◆ WRITTEN INSTRUCTION
Go through the data below. Pull out every line that has the word "name".
* * * *
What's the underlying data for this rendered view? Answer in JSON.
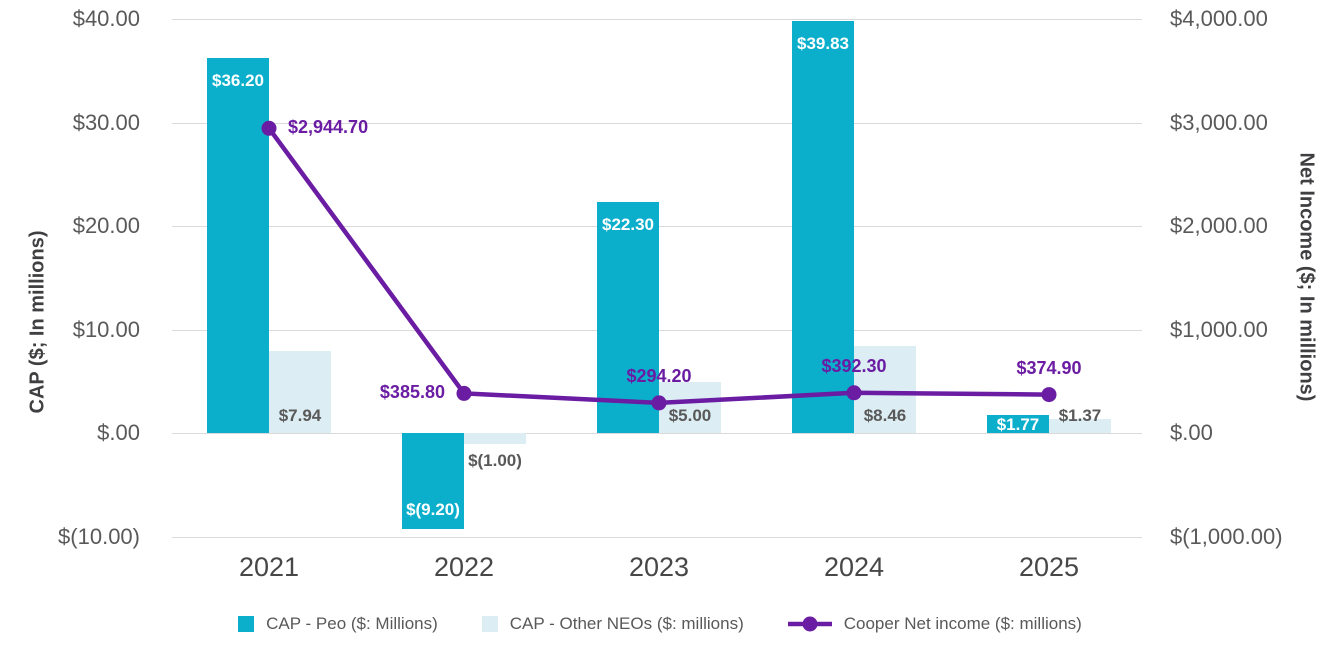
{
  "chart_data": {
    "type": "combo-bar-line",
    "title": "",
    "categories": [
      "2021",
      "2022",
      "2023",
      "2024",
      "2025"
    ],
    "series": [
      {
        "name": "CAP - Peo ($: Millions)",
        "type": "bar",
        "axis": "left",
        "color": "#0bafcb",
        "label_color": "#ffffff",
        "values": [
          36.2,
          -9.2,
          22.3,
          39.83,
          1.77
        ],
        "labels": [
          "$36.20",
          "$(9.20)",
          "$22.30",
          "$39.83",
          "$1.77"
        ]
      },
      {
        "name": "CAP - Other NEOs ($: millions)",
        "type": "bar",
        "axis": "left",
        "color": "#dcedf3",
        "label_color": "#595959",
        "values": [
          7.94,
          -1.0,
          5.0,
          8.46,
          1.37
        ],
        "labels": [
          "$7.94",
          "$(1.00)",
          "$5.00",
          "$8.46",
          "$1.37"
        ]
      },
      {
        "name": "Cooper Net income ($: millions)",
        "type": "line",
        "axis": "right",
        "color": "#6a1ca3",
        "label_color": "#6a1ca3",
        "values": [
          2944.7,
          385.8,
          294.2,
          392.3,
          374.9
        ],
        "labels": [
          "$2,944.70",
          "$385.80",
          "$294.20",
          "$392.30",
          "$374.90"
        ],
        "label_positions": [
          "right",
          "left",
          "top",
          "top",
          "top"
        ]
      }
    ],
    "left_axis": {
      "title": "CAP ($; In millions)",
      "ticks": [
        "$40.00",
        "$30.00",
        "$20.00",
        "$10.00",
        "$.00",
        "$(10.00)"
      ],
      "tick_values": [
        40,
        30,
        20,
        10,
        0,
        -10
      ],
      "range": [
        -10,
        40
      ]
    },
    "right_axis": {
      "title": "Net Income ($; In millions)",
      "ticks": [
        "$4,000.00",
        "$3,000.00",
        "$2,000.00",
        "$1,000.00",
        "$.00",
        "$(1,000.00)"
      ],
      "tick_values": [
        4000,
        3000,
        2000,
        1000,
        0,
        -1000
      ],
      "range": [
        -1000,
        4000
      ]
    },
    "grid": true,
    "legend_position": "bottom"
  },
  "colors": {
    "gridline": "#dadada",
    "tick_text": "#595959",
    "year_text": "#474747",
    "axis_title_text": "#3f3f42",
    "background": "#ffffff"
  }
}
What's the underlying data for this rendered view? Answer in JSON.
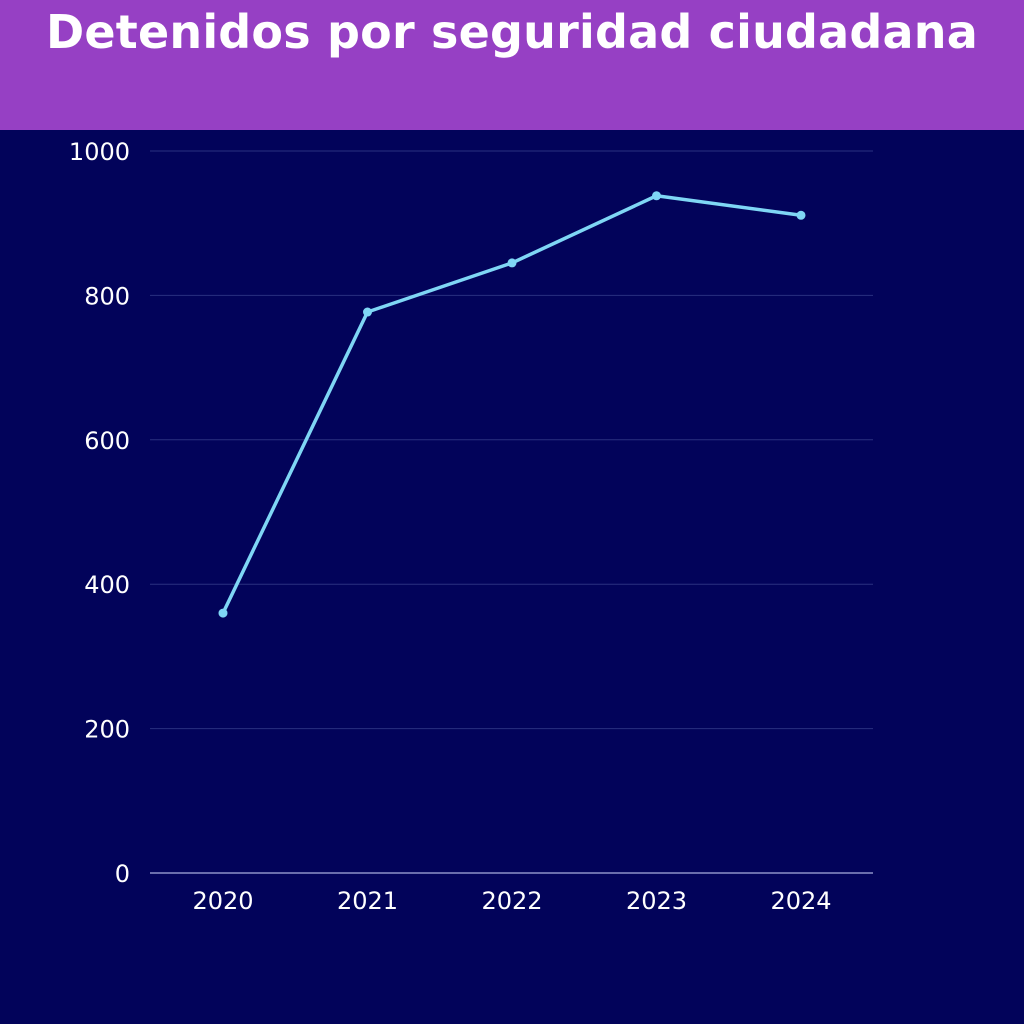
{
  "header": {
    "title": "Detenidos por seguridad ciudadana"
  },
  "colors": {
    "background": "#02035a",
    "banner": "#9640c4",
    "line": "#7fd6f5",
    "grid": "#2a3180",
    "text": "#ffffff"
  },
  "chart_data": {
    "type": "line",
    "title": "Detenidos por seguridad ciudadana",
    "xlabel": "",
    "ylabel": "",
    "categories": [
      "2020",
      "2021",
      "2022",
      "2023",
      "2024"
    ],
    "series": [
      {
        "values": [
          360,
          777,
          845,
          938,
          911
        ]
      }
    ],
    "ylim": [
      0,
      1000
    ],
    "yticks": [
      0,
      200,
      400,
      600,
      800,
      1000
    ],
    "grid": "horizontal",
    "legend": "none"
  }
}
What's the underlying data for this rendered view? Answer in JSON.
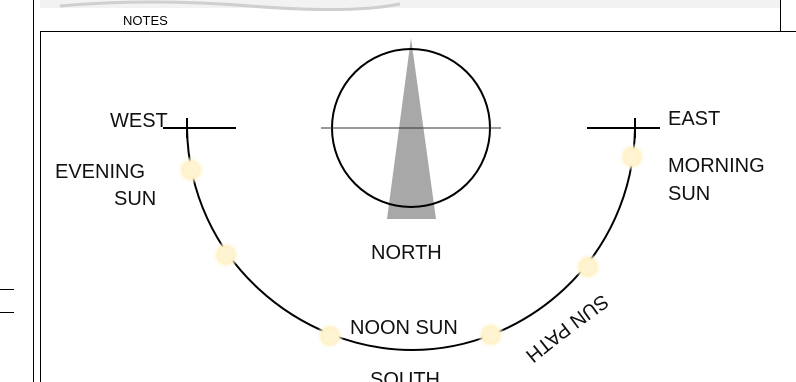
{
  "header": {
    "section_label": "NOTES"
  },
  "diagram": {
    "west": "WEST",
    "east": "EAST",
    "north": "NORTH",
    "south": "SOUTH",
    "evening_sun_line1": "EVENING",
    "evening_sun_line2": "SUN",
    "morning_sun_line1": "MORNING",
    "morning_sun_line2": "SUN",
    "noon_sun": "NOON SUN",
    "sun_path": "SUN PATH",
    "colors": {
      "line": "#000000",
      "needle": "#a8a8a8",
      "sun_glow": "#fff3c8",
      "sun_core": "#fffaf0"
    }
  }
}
* * * *
◆ RESULT OF THE EXERCISE
        "name": "CAP - Peo ($: Millions)",
        "name": "CAP - Other NEOs ($: millions)",
        "name": "Cooper Net income ($: millions)",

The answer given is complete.